##### Task input
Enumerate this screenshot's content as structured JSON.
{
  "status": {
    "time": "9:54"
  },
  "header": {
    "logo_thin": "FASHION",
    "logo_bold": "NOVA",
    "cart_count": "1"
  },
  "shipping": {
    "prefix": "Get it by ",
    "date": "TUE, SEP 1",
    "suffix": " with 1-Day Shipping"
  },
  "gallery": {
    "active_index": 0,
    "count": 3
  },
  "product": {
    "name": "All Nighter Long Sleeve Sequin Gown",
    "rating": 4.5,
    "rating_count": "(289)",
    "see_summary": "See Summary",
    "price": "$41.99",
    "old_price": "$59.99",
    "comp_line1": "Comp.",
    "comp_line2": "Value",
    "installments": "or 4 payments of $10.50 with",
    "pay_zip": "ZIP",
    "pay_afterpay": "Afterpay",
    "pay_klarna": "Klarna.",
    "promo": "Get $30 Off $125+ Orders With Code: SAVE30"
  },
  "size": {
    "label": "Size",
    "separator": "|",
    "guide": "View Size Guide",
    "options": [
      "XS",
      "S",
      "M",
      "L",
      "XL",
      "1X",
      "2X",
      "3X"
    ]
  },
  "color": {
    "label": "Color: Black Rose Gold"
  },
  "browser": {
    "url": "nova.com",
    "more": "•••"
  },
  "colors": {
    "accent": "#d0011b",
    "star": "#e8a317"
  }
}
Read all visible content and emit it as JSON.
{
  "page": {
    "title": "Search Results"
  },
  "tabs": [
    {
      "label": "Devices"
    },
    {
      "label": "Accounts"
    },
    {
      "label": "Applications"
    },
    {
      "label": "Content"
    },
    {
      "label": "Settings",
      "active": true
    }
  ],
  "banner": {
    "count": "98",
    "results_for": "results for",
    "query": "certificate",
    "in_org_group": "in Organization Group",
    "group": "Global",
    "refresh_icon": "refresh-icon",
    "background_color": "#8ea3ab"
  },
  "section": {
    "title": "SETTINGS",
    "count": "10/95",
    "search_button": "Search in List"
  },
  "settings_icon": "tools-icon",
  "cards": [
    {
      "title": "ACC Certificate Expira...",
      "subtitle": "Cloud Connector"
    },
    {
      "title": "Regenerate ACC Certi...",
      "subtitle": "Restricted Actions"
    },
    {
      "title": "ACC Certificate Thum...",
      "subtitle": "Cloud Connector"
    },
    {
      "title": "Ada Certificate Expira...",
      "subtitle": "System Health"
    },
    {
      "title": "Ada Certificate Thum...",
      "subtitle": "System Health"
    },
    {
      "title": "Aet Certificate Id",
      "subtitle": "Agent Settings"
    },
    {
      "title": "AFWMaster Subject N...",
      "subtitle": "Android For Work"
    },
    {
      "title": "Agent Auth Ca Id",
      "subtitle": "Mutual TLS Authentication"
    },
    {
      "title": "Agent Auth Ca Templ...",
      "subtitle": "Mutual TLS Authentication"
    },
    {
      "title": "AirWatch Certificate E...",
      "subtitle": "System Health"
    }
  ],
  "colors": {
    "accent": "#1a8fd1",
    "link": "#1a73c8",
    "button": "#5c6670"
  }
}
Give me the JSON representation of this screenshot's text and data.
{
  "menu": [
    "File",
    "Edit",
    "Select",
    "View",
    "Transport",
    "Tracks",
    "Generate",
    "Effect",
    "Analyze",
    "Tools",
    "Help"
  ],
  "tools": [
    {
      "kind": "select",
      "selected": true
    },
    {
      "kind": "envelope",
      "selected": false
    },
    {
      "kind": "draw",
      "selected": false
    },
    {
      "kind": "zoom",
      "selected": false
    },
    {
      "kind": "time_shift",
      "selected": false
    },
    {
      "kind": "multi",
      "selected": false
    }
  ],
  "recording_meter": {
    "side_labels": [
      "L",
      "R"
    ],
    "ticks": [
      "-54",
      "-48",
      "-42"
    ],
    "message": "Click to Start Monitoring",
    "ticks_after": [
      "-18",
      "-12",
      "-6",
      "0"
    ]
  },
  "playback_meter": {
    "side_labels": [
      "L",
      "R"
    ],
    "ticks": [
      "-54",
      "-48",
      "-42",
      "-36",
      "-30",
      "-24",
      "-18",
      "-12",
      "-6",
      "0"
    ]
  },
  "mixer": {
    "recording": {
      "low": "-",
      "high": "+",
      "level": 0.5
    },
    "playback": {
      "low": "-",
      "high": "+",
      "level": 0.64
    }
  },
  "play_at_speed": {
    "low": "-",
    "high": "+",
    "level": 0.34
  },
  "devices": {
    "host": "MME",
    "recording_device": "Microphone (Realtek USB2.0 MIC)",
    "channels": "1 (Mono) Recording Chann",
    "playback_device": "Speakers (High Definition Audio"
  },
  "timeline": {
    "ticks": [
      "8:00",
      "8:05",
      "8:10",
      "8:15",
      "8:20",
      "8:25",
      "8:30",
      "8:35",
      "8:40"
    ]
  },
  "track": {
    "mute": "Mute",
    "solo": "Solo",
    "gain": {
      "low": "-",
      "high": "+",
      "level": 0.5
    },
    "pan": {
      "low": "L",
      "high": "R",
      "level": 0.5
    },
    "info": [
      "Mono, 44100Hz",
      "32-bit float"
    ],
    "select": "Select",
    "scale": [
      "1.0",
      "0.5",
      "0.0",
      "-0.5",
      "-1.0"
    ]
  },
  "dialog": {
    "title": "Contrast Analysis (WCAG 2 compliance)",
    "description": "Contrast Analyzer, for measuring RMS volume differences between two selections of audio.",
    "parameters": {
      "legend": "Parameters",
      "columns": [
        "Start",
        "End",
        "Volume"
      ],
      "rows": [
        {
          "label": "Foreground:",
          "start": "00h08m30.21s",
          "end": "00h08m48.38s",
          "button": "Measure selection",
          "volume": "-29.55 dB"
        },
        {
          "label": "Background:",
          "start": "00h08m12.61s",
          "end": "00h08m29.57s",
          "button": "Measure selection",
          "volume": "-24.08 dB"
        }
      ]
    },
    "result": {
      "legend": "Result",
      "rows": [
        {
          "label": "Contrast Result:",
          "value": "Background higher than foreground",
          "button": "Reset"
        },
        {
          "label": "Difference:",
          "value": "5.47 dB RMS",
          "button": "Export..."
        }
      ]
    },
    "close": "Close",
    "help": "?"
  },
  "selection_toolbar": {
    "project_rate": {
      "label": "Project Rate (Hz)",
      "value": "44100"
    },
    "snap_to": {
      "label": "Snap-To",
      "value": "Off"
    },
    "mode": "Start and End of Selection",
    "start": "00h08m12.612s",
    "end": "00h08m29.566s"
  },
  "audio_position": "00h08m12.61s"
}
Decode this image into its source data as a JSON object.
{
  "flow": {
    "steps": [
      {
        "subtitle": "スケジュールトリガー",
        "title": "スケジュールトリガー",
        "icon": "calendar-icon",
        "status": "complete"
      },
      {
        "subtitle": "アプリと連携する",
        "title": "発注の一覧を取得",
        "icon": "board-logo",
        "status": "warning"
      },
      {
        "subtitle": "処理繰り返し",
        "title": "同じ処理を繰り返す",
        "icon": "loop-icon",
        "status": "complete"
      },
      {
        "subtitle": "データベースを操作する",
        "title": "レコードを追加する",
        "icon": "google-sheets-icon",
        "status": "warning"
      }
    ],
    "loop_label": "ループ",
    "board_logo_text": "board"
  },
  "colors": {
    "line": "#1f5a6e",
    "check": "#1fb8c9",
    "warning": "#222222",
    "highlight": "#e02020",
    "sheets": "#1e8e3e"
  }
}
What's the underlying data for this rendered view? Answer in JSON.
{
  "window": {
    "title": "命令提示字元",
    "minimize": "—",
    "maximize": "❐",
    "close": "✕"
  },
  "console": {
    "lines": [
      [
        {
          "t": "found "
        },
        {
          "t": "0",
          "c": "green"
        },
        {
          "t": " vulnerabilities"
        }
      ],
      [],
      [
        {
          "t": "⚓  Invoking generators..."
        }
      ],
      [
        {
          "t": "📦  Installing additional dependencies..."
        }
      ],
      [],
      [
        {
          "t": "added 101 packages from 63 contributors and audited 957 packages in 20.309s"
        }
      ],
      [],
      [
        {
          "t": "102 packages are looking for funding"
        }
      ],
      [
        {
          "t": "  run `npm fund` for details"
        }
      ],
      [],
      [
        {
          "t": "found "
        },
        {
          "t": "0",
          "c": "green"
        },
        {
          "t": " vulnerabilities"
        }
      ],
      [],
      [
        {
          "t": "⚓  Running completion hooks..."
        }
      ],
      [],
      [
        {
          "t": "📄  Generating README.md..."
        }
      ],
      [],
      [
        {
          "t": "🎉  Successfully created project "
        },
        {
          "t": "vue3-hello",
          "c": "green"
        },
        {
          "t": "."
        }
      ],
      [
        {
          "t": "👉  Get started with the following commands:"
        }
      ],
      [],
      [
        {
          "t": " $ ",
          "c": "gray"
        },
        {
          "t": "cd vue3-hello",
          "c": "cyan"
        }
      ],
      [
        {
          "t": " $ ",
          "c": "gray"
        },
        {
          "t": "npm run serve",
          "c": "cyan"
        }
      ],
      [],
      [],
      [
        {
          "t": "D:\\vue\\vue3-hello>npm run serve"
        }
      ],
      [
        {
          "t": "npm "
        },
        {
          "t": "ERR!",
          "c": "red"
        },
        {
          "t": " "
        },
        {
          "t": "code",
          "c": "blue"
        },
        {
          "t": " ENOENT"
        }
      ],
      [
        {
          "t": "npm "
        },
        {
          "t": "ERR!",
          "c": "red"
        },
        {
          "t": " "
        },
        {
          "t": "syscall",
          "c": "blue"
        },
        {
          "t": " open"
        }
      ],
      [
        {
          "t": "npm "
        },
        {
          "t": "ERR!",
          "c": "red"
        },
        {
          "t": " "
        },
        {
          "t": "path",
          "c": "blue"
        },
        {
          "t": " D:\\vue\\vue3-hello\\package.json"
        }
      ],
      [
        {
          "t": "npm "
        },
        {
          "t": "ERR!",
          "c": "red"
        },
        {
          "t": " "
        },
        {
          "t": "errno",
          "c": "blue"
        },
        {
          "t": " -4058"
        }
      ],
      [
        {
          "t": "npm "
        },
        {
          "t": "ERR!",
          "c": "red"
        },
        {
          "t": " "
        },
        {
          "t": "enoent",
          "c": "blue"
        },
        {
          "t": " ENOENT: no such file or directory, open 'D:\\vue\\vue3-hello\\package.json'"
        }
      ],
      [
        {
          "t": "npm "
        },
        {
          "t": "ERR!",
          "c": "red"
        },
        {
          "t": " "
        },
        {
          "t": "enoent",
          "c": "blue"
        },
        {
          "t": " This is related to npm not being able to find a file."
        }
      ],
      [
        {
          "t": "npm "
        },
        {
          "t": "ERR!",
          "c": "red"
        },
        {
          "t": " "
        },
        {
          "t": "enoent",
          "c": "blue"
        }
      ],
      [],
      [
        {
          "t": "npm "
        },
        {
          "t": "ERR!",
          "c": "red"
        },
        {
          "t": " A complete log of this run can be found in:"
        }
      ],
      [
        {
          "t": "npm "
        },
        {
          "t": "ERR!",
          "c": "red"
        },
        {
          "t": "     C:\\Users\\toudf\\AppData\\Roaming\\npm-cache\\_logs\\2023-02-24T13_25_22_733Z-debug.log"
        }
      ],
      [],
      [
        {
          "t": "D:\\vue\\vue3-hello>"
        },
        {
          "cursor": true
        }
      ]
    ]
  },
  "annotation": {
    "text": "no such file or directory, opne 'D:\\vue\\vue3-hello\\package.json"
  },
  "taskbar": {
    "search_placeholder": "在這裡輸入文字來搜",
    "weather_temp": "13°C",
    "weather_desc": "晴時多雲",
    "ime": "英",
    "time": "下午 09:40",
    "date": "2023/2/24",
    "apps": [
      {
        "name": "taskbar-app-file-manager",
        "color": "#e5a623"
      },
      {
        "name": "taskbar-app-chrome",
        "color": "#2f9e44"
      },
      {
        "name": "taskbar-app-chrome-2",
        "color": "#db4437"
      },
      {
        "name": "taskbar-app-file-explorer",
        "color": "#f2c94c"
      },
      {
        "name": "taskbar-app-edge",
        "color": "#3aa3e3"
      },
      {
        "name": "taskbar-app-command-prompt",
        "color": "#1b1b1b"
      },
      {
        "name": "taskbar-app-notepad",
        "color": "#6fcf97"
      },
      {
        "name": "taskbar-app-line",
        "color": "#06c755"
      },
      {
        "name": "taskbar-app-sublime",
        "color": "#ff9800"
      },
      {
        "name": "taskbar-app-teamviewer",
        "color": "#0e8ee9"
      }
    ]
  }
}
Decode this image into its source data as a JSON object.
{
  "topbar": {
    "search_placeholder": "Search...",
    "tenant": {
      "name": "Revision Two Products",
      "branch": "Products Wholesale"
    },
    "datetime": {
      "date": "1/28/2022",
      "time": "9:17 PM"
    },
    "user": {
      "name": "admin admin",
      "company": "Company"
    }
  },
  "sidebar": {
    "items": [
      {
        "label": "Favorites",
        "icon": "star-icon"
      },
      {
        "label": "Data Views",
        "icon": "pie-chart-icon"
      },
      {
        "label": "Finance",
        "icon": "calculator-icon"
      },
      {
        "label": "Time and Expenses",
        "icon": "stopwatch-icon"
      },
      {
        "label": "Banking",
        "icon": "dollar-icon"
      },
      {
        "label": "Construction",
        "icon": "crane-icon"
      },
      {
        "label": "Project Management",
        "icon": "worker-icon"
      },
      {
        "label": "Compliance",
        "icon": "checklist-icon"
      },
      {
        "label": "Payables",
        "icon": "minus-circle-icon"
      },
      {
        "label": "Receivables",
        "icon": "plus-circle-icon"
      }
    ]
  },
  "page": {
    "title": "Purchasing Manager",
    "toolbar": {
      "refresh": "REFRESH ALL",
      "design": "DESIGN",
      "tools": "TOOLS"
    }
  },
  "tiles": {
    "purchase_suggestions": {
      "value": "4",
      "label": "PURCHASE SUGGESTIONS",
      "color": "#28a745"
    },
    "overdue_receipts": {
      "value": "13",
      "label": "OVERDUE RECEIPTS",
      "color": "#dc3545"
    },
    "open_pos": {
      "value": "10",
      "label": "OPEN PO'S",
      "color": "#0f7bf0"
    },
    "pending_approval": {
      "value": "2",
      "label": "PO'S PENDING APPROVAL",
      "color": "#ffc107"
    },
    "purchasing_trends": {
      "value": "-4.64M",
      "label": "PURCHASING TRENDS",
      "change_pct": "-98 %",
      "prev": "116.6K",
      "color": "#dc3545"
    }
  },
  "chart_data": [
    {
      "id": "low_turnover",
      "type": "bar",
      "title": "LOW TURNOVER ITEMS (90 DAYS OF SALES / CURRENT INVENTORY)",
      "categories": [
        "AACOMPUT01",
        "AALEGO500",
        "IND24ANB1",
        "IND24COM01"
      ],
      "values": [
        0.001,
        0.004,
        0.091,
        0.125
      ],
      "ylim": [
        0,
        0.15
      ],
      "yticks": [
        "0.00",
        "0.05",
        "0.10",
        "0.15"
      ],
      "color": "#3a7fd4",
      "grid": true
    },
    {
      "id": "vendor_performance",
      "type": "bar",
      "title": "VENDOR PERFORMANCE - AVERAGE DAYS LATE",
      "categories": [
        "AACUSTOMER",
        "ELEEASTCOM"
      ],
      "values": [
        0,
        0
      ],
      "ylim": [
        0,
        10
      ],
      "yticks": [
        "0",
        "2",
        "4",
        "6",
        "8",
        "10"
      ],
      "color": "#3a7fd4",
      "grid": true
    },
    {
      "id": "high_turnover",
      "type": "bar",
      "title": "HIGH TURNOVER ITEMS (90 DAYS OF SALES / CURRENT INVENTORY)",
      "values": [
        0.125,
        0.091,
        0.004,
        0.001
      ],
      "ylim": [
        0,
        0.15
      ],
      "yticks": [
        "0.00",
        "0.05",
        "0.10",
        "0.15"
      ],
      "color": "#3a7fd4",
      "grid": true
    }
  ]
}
##########
Above are the records. Copy every line in them holding "chrome".

        "name": "taskbar-app-chrome",
        "name": "taskbar-app-chrome-2",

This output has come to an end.